What is being asked:
Copy all the material that follows, keeping every character the same.

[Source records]
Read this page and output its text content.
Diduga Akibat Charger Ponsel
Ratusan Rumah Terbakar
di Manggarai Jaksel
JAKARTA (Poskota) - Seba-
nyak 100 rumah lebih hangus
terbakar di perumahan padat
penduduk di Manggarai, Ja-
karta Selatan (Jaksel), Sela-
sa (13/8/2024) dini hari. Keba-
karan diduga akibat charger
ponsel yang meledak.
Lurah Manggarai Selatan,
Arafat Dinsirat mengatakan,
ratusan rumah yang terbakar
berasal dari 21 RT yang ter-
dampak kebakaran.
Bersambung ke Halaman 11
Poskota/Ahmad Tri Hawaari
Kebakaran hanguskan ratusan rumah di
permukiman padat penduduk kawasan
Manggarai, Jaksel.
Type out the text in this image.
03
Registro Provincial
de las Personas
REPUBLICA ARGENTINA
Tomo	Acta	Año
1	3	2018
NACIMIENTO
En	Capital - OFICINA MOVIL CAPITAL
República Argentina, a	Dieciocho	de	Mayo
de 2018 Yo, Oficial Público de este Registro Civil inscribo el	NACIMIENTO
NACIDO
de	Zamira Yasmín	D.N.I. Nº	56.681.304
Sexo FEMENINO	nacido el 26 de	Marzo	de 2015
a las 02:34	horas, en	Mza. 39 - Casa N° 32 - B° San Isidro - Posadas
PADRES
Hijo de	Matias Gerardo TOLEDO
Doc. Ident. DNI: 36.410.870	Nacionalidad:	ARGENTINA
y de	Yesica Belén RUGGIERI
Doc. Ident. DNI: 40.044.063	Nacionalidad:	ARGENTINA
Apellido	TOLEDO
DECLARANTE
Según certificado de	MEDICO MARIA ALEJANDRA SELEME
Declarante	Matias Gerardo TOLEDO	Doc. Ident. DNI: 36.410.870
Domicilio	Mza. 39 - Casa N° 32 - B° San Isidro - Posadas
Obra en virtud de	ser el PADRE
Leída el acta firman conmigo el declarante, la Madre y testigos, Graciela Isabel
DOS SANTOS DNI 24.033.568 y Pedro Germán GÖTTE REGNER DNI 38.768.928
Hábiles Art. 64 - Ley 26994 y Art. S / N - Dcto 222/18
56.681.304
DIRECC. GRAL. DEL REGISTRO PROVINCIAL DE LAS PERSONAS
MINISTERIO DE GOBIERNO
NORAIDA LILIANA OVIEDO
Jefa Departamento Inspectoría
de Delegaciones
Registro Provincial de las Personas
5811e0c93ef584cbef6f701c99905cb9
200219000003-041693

The output:
Read this page and output its text content.
Diduga Akibat Charger Ponsel
Ratusan Rumah Terbakar
di Manggarai Jaksel
JAKARTA (Poskota) - Seba-
nyak 100 rumah lebih hangus
terbakar di perumahan padat
penduduk di Manggarai, Ja-
karta Selatan (Jaksel), Sela-
sa (13/8/2024) dini hari. Keba-
karan diduga akibat charger
ponsel yang meledak.
Lurah Manggarai Selatan,
Arafat Dinsirat mengatakan,
ratusan rumah yang terbakar
berasal dari 21 RT yang ter-
dampak kebakaran.
Bersambung ke Halaman 11
Poskota/Ahmad Tri Hawaari
Kebakaran hanguskan ratusan rumah di
permukiman padat penduduk kawasan
Manggarai, Jaksel.
Type out the text in this image.
03
Registro Provincial
de las Personas
REPUBLICA ARGENTINA
Tomo	Acta	Año
1	3	2018
NACIMIENTO
En	Capital - OFICINA MOVIL CAPITAL
República Argentina, a	Dieciocho	de	Mayo
de 2018 Yo, Oficial Público de este Registro Civil inscribo el	NACIMIENTO
NACIDO
de	Zamira Yasmín	D.N.I. Nº	56.681.304
Sexo FEMENINO	nacido el 26 de	Marzo	de 2015
a las 02:34	horas, en	Mza. 39 - Casa N° 32 - B° San Isidro - Posadas
PADRES
Hijo de	Matias Gerardo TOLEDO
Doc. Ident. DNI: 36.410.870	Nacionalidad:	ARGENTINA
y de	Yesica Belén RUGGIERI
Doc. Ident. DNI: 40.044.063	Nacionalidad:	ARGENTINA
Apellido	TOLEDO
DECLARANTE
Según certificado de	MEDICO MARIA ALEJANDRA SELEME
Declarante	Matias Gerardo TOLEDO	Doc. Ident. DNI: 36.410.870
Domicilio	Mza. 39 - Casa N° 32 - B° San Isidro - Posadas
Obra en virtud de	ser el PADRE
Leída el acta firman conmigo el declarante, la Madre y testigos, Graciela Isabel
DOS SANTOS DNI 24.033.568 y Pedro Germán GÖTTE REGNER DNI 38.768.928
Hábiles Art. 64 - Ley 26994 y Art. S / N - Dcto 222/18
56.681.304
DIRECC. GRAL. DEL REGISTRO PROVINCIAL DE LAS PERSONAS
MINISTERIO DE GOBIERNO
NORAIDA LILIANA OVIEDO
Jefa Departamento Inspectoría
de Delegaciones
Registro Provincial de las Personas
5811e0c93ef584cbef6f701c99905cb9
200219000003-041693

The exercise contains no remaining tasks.